TEXT PASSAGE:
But Gichunts didn’t stop there. His handiwork includes 10,000 square
feet of stone walls that wrap around most of the secluded 3-acre
property. Some of the 4 1/2-foot-high walls – which run for 1,500
feet, or more than a quarter of a mile – flaunt built-in planters and
graceful columns.

Gichunts also built three patios – a large one of Turkish marble in
the backyard with an outdoor gourmet kitchen for entertaining; a
fieldstone patio in the backyard; and a side-yard rectangular patio,
made of concrete pavers that resemble bricks, that is designed with a
herringbone pattern. He combined landscape materials of different
textures and colors throughout the project. In the front yard, a
network of fieldstone pathways trimmed with cobblestone is connected
by a circular walkway of concrete pavers. The formal entranceway is
made of tumbled bluestone edged with granite.

The ambitious project took Gichunts, a masonry designer whose
business is based in South Yarmouth and Brewster, two years to
complete. He finished it last month.

His first day on the job, he walked the property and ideas began
percolating in his mind.

Gichunts did not work from a blueprint. Instead, he relied on his
mind’s eye to detail the plans.

WORK TASK A: Using the stonework passage, decide whether each statement agrees with it. Answer yes or no for each, and quote the words that decide it. (i) The stone walls run for more than a quarter of a mile. (ii) The large backyard patio is made of fieldstone. (iii) Gichunts worked from a blueprint.
WORK TASK B: According to the stonework passage, what material is the formal entranceway made of?
WORK TASK C: Extend the stonework passage beyond its final sentence.
The data after this passage has no connection to it.

LISTED RECORDS:
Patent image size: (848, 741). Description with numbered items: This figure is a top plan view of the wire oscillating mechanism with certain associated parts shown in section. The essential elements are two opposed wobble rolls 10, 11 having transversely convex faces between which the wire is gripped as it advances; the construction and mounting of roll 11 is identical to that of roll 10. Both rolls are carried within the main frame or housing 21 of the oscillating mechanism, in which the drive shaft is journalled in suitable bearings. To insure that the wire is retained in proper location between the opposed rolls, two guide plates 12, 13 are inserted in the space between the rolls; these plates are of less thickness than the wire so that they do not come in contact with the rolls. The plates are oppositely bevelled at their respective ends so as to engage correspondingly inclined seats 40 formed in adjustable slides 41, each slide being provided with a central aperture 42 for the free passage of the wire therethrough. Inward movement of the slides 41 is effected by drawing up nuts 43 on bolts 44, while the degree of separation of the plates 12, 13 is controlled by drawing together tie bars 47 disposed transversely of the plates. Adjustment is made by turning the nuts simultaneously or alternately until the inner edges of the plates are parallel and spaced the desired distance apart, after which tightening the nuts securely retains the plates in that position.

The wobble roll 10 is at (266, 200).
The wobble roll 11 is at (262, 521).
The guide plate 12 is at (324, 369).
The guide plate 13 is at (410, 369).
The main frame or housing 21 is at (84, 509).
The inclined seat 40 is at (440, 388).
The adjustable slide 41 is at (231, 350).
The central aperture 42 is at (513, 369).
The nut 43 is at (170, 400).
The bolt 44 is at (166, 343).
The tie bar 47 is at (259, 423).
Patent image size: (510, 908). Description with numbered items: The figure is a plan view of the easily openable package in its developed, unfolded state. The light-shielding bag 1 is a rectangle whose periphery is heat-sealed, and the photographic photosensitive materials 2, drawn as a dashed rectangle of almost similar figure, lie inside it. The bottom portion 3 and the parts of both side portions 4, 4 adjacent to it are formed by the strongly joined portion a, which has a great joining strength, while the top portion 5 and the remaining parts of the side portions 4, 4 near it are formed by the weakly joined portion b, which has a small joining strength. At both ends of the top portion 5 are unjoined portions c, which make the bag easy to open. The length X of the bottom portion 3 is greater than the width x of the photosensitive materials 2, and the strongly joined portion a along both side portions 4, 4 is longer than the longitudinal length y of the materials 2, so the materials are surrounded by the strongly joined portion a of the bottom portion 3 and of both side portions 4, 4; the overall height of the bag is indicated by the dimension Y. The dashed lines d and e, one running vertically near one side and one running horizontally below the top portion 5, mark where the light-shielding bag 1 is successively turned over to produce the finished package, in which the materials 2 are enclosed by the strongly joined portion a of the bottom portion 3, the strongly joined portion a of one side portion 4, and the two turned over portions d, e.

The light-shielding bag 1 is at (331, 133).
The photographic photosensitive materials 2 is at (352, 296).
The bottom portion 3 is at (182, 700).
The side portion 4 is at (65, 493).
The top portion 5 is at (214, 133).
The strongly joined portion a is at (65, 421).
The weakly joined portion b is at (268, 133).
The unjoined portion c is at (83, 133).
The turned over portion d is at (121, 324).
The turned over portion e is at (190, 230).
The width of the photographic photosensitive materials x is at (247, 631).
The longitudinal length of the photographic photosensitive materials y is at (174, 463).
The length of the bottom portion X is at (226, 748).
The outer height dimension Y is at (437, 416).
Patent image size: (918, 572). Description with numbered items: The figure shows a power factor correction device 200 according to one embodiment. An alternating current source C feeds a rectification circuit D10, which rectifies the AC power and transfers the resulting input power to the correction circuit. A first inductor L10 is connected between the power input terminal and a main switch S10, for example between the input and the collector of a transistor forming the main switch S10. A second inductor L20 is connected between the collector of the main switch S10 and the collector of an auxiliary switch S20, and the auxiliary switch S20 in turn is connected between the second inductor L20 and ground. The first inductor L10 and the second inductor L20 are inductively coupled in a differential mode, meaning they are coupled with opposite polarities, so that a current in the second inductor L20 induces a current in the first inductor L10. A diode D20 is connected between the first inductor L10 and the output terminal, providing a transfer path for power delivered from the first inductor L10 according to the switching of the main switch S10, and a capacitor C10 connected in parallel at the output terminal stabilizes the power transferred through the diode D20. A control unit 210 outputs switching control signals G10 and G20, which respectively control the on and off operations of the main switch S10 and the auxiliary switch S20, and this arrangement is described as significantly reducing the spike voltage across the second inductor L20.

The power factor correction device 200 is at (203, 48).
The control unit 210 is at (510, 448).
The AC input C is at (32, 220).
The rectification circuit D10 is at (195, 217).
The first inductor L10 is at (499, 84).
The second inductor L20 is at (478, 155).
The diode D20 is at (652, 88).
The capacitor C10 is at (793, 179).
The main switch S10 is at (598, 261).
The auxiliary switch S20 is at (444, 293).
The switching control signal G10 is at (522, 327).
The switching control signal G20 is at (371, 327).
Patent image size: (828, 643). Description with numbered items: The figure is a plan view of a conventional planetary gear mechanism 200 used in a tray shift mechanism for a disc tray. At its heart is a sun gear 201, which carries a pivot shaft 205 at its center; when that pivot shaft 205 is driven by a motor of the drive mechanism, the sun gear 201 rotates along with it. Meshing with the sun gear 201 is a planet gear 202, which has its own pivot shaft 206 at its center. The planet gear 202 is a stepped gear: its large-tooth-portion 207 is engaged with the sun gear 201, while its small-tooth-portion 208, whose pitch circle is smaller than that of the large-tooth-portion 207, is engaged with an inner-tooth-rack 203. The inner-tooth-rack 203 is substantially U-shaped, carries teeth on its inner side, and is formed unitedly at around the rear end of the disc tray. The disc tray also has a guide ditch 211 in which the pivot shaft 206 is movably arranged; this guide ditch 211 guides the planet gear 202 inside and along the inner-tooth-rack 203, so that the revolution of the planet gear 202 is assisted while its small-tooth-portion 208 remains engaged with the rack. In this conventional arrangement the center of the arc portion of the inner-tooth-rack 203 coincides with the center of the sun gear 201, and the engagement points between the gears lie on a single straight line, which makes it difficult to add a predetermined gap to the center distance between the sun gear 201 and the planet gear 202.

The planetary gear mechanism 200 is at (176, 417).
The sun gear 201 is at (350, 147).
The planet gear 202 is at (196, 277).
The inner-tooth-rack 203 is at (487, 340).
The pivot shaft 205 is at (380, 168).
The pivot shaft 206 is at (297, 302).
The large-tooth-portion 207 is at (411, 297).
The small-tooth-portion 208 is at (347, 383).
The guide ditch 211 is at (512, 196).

EXERCISE ANSWER A:
(i) Yes: "which run for 1,500 feet, or more than a quarter of a mile"
(ii) No: "a large one of Turkish marble in the backyard"
(iii) No: "Gichunts did not work from a blueprint."

EXERCISE ANSWER B: Tumbled bluestone edged with granite.

EXERCISE ANSWER C:
”I’m usually a hands-on kind of person,” says owner Fawaz El Khoury
of Westborough, a real estate investor

who is also in the import/export business. But after seeing Gichunts’
work on the entranceway he was hired to build, El Khoury and his wife
Jo-Ellen had confidence in Gichunts’ talent and vision and gave him a
fairly free hand on the project. The designer would run his ideas by
them and they usually agreed.

The couple declined to say how much the project cost. But Gichunts
says he builds fieldstone walls for an average of $50 per square
foot, including material and labor.

A family trade
Gichunts, 24, was eager to showcase his stonework skills on such a
grand scale.

This gourmet kitchen built by mason Tigran Gichunts boasts a double
chimney oven made of river rocks and fire bricks, with an upper oven
for baking and a larger one below that can accommodate a whole pig or
lamb.
(Staff photos by VINCENT DeWITT)

—————————————————————-

”It’s an art,” he says, of doing masonry, a trade that apparently
runs in his genes. Gichunts is a native of Armenia and his
grandfather was a mason.

Piecing 15 truckloads of stones together artfully to build a wall is
like putting together a giant jigsaw puzzle, he says. It’s also very
detailed, labor-intensive work. The rocks were secured with mortar,
but it was recessed so it wouldn’t show.

The two stone walls in the front yard are primarily decorative. But
they also help to prevent erosion of the hilly terrain. ”At first we
had a concrete wall, but it was ugly,” El Khoury says.

With an artist’s eye toward aesthetics, Gichunts came up with the
idea for two levels of stone walls. He chose attractive tan-colored
New England fieldstone, which blends in with the surrounding
landscape. Besides its natural beauty, the stone was chosen because
it’s durable and maintenance-free, Gichunts says.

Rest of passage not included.